• _Exercise input_:
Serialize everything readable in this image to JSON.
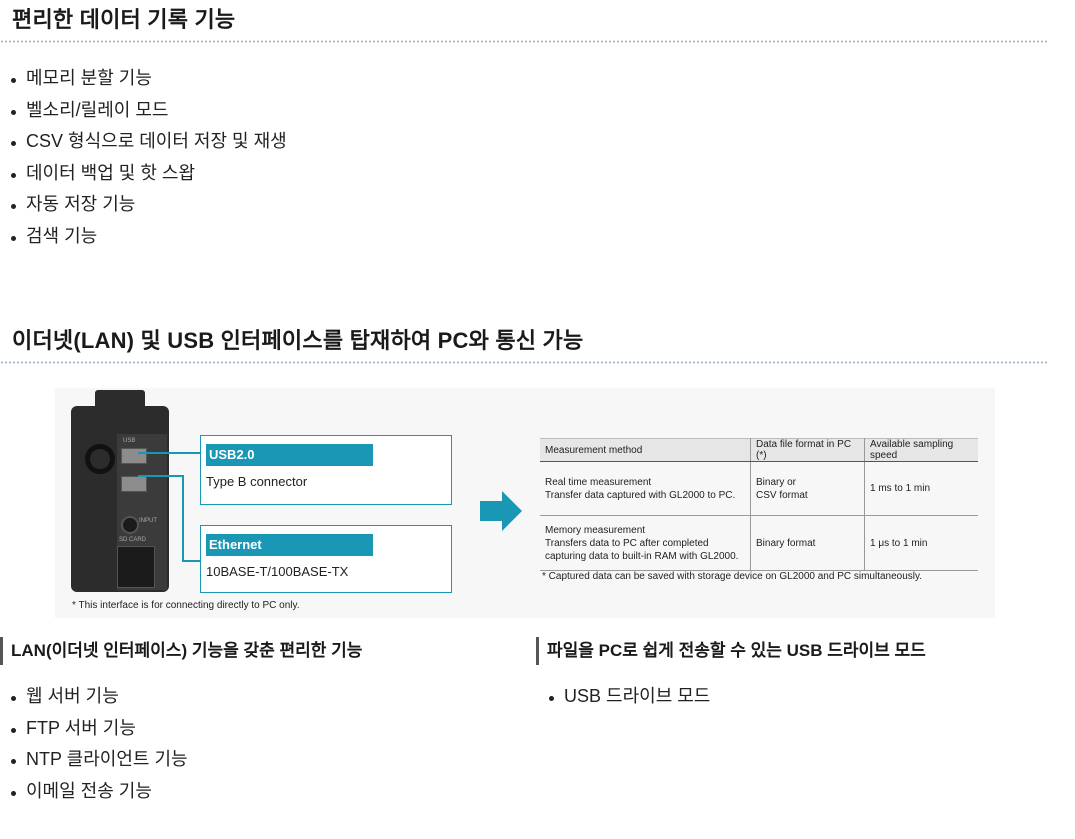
{
  "section1": {
    "title": "편리한 데이터 기록 기능",
    "items": [
      "메모리 분할 기능",
      "벨소리/릴레이 모드",
      "CSV 형식으로 데이터 저장 및 재생",
      "데이터 백업 및 핫 스왑",
      "자동 저장 기능",
      "검색 기능"
    ]
  },
  "section2": {
    "title": "이더넷(LAN) 및 USB 인터페이스를 탑재하여 PC와 통신 가능"
  },
  "figure": {
    "device_labels": {
      "usb": "USB",
      "input": "INPUT",
      "sd": "SD CARD"
    },
    "usb_box": {
      "title": "USB2.0",
      "subtitle": "Type B connector"
    },
    "ethernet_box": {
      "title": "Ethernet",
      "subtitle": "10BASE-T/100BASE-TX"
    },
    "left_note": "* This interface is for connecting directly to PC only.",
    "table": {
      "headers": [
        "Measurement method",
        "Data file format in PC (*)",
        "Available sampling speed"
      ],
      "rows": [
        {
          "method_line1": "Real time measurement",
          "method_line2": "Transfer data captured with GL2000 to PC.",
          "format_line1": "Binary or",
          "format_line2": "CSV format",
          "speed": "1 ms to 1 min"
        },
        {
          "method_line1": "Memory measurement",
          "method_line2": "Transfers data to PC after completed",
          "method_line3": "capturing data to built-in RAM with GL2000.",
          "format": "Binary format",
          "speed": "1 μs to 1 min"
        }
      ],
      "note": "* Captured data can be saved with storage device on GL2000 and PC simultaneously."
    },
    "colors": {
      "accent": "#1a97b5"
    }
  },
  "lan": {
    "title": "LAN(이더넷 인터페이스) 기능을 갖춘 편리한 기능",
    "items": [
      "웹 서버 기능",
      "FTP 서버 기능",
      "NTP 클라이언트 기능",
      "이메일 전송 기능"
    ]
  },
  "usb_drive": {
    "title": "파일을 PC로 쉽게 전송할 수 있는 USB 드라이브 모드",
    "items": [
      "USB 드라이브 모드"
    ]
  }
}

• _What the task asks_:
Each entry above should be reproduced exactly, with the pictures removed.

• _Task answer_:
Serialize everything readable in this image to JSON.
{
  "section1": {
    "title": "편리한 데이터 기록 기능",
    "items": [
      "메모리 분할 기능",
      "벨소리/릴레이 모드",
      "CSV 형식으로 데이터 저장 및 재생",
      "데이터 백업 및 핫 스왑",
      "자동 저장 기능",
      "검색 기능"
    ]
  },
  "section2": {
    "title": "이더넷(LAN) 및 USB 인터페이스를 탑재하여 PC와 통신 가능"
  },
  "figure": {
    "device_labels": {
      "usb": "USB",
      "input": "INPUT",
      "sd": "SD CARD"
    },
    "usb_box": {
      "title": "USB2.0",
      "subtitle": "Type B connector"
    },
    "ethernet_box": {
      "title": "Ethernet",
      "subtitle": "10BASE-T/100BASE-TX"
    },
    "left_note": "* This interface is for connecting directly to PC only.",
    "table": {
      "headers": [
        "Measurement method",
        "Data file format in PC (*)",
        "Available sampling speed"
      ],
      "rows": [
        {
          "method_line1": "Real time measurement",
          "method_line2": "Transfer data captured with GL2000 to PC.",
          "format_line1": "Binary or",
          "format_line2": "CSV format",
          "speed": "1 ms to 1 min"
        },
        {
          "method_line1": "Memory measurement",
          "method_line2": "Transfers data to PC after completed",
          "method_line3": "capturing data to built-in RAM with GL2000.",
          "format": "Binary format",
          "speed": "1 μs to 1 min"
        }
      ],
      "note": "* Captured data can be saved with storage device on GL2000 and PC simultaneously."
    },
    "colors": {
      "accent": "#1a97b5"
    }
  },
  "lan": {
    "title": "LAN(이더넷 인터페이스) 기능을 갖춘 편리한 기능",
    "items": [
      "웹 서버 기능",
      "FTP 서버 기능",
      "NTP 클라이언트 기능",
      "이메일 전송 기능"
    ]
  },
  "usb_drive": {
    "title": "파일을 PC로 쉽게 전송할 수 있는 USB 드라이브 모드",
    "items": [
      "USB 드라이브 모드"
    ]
  }
}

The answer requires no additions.